= Records excerpted from a collection =
::::
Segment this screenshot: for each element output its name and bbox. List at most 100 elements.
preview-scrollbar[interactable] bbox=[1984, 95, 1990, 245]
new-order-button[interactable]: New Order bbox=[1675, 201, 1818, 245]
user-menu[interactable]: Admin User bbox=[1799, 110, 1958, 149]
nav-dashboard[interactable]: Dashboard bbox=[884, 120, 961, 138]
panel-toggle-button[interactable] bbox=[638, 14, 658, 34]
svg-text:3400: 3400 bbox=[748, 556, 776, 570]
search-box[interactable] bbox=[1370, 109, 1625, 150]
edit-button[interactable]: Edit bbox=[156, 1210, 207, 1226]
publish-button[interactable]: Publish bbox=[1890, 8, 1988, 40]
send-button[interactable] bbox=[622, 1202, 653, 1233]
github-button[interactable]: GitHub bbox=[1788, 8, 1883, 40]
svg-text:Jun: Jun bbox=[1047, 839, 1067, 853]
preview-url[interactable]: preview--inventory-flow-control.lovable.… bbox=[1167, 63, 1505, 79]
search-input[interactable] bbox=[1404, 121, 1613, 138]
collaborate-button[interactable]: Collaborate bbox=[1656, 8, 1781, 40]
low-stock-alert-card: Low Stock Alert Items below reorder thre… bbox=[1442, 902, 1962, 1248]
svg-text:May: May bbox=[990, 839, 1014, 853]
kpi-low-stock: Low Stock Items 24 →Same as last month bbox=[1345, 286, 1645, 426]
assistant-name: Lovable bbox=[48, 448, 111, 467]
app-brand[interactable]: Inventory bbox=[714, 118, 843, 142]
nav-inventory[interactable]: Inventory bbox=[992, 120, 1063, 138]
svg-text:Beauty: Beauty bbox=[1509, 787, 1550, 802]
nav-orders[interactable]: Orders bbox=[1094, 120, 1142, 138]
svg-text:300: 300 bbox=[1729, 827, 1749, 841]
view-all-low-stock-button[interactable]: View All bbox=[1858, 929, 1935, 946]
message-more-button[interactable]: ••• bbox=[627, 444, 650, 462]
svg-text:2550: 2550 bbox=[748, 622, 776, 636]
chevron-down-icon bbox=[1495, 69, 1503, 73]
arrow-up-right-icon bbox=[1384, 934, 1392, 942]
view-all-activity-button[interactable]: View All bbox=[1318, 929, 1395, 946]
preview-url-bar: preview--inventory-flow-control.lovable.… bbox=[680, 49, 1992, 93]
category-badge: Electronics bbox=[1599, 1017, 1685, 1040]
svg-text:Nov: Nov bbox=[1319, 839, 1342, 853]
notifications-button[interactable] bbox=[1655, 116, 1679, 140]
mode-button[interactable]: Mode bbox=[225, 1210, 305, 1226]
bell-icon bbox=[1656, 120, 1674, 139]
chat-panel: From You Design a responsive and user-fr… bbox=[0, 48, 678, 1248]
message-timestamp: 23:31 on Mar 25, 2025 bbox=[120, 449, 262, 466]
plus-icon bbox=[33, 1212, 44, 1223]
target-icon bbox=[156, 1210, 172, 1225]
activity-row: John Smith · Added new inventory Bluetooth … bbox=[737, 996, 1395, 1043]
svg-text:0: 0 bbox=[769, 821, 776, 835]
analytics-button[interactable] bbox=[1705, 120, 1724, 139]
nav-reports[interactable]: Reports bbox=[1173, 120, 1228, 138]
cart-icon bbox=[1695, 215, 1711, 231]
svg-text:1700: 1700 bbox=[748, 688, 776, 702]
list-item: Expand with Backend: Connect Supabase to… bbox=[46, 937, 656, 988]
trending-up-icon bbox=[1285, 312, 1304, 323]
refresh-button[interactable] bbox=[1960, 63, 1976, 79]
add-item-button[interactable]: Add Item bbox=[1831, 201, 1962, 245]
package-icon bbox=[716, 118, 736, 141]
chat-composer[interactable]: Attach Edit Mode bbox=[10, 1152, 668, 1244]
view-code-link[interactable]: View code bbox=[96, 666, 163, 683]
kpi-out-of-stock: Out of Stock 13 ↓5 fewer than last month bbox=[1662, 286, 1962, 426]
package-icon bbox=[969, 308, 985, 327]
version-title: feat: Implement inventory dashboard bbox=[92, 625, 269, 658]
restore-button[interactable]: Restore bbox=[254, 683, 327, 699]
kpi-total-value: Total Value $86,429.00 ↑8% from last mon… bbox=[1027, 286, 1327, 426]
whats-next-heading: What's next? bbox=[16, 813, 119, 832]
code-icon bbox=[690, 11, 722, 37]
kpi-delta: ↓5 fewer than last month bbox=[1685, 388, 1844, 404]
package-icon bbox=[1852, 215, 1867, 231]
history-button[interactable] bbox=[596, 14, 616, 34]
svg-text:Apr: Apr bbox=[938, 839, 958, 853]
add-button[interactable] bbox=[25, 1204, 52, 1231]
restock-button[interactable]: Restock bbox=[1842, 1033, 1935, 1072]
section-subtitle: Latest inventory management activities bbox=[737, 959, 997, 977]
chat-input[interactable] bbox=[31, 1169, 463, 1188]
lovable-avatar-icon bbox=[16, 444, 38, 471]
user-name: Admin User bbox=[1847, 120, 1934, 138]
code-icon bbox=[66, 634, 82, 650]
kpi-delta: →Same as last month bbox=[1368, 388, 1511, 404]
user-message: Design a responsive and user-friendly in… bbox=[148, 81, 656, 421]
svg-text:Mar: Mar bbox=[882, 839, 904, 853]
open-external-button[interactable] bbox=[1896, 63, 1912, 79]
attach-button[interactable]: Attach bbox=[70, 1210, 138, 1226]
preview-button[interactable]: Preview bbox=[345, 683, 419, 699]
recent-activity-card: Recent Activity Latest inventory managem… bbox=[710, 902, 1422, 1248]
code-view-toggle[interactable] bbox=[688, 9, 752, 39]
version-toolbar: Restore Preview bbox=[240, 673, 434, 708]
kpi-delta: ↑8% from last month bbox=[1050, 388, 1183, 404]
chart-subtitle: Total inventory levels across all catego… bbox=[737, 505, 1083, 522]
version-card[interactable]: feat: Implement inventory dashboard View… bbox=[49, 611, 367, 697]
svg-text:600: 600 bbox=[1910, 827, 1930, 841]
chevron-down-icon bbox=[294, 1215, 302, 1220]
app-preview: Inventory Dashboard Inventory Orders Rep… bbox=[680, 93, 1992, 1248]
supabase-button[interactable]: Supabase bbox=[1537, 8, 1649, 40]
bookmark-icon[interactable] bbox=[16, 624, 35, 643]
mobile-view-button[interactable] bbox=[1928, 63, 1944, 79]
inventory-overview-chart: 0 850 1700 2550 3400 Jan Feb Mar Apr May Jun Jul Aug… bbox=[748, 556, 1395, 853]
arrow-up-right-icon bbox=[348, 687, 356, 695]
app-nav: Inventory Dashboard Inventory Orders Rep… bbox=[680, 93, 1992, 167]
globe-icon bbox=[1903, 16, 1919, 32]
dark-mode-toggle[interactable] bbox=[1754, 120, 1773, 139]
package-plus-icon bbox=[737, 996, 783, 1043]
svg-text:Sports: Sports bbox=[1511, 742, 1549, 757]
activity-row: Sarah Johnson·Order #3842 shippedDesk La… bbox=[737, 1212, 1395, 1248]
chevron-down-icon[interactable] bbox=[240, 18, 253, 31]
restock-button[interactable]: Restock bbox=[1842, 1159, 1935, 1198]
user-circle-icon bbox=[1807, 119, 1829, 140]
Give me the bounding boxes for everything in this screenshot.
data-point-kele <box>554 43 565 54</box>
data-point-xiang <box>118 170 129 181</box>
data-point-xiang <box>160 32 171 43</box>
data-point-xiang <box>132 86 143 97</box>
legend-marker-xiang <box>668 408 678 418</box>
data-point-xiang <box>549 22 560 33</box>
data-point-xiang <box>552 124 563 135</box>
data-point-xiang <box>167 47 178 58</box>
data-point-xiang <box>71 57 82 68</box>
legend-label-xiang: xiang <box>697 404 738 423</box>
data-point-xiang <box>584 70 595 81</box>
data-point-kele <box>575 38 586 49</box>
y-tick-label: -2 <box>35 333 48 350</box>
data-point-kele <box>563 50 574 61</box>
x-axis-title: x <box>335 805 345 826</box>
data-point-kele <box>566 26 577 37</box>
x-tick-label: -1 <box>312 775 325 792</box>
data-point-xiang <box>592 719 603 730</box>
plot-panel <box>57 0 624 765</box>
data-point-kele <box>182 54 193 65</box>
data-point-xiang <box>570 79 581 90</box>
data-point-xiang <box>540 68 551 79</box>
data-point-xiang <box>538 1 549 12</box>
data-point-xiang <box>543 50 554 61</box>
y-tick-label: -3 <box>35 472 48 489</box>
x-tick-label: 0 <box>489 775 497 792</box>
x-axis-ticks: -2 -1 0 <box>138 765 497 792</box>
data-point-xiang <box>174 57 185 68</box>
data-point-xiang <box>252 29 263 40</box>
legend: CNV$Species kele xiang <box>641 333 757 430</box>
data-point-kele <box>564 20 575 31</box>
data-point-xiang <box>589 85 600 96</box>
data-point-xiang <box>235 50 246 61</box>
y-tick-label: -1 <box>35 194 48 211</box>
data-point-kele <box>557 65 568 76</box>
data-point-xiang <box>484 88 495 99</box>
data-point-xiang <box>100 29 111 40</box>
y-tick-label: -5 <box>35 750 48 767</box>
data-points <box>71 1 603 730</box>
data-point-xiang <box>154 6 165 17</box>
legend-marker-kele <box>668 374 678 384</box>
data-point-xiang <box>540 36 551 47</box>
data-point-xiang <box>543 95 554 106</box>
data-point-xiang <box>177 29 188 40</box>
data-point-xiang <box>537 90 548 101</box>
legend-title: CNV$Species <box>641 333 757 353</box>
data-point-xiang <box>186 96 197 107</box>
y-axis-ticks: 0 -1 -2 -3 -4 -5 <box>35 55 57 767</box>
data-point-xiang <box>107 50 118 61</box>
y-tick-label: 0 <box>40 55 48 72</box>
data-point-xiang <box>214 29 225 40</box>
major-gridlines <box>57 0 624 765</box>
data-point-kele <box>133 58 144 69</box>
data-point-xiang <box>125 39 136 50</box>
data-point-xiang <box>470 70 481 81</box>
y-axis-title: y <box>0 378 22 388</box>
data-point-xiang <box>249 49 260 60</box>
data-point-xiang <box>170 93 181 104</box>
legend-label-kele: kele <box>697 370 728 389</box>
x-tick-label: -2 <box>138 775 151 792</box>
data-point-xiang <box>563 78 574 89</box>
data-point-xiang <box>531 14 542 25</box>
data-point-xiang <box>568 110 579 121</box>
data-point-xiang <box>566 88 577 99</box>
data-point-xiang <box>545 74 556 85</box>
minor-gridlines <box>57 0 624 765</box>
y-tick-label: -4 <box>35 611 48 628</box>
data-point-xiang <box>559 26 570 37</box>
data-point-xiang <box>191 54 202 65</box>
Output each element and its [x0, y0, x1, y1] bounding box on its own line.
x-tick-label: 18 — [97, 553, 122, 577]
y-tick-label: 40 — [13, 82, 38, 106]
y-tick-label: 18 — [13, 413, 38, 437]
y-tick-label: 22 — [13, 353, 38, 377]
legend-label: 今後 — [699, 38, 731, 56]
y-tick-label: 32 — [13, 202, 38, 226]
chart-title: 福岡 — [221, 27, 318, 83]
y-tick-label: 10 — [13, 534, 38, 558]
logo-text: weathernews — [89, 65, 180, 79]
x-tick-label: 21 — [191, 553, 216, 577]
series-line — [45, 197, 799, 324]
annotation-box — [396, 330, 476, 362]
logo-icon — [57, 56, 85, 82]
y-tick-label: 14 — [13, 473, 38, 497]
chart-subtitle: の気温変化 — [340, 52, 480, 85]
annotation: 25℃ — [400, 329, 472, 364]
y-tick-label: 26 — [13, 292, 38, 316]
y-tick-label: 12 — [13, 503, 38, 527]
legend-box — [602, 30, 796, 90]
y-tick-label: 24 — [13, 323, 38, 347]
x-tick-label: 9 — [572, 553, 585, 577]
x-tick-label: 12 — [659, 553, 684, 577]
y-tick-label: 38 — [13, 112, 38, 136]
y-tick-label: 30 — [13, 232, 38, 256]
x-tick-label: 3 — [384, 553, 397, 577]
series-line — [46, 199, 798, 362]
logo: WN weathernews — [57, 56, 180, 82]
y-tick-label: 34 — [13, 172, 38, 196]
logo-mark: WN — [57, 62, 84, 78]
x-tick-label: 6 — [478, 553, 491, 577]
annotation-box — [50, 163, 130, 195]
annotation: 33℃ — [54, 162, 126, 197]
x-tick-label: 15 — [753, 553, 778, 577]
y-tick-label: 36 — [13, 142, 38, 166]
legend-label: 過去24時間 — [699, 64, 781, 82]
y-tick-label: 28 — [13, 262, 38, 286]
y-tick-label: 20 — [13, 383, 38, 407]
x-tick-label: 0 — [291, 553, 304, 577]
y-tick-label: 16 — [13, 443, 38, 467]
::::
= Stated exercise =
Repeat the lines of the listing above, from its first line through the line containing "view-all-activity-button[interactable]: View All", with both ends included.

= Expected answer =
Segment this screenshot: for each element output its name and bbox. List at most 100 elements.
preview-scrollbar[interactable] bbox=[1984, 95, 1990, 245]
new-order-button[interactable]: New Order bbox=[1675, 201, 1818, 245]
user-menu[interactable]: Admin User bbox=[1799, 110, 1958, 149]
nav-dashboard[interactable]: Dashboard bbox=[884, 120, 961, 138]
panel-toggle-button[interactable] bbox=[638, 14, 658, 34]
svg-text:3400: 3400 bbox=[748, 556, 776, 570]
search-box[interactable] bbox=[1370, 109, 1625, 150]
edit-button[interactable]: Edit bbox=[156, 1210, 207, 1226]
publish-button[interactable]: Publish bbox=[1890, 8, 1988, 40]
send-button[interactable] bbox=[622, 1202, 653, 1233]
github-button[interactable]: GitHub bbox=[1788, 8, 1883, 40]
svg-text:Jun: Jun bbox=[1047, 839, 1067, 853]
preview-url[interactable]: preview--inventory-flow-control.lovable.… bbox=[1167, 63, 1505, 79]
search-input[interactable] bbox=[1404, 121, 1613, 138]
collaborate-button[interactable]: Collaborate bbox=[1656, 8, 1781, 40]
low-stock-alert-card: Low Stock Alert Items below reorder thre… bbox=[1442, 902, 1962, 1248]
svg-text:May: May bbox=[990, 839, 1014, 853]
kpi-low-stock: Low Stock Items 24 →Same as last month bbox=[1345, 286, 1645, 426]
assistant-name: Lovable bbox=[48, 448, 111, 467]
app-brand[interactable]: Inventory bbox=[714, 118, 843, 142]
nav-inventory[interactable]: Inventory bbox=[992, 120, 1063, 138]
svg-text:Beauty: Beauty bbox=[1509, 787, 1550, 802]
nav-orders[interactable]: Orders bbox=[1094, 120, 1142, 138]
svg-text:300: 300 bbox=[1729, 827, 1749, 841]
view-all-low-stock-button[interactable]: View All bbox=[1858, 929, 1935, 946]
message-more-button[interactable]: ••• bbox=[627, 444, 650, 462]
svg-text:2550: 2550 bbox=[748, 622, 776, 636]
chevron-down-icon bbox=[1495, 69, 1503, 73]
arrow-up-right-icon bbox=[1384, 934, 1392, 942]
view-all-activity-button[interactable]: View All bbox=[1318, 929, 1395, 946]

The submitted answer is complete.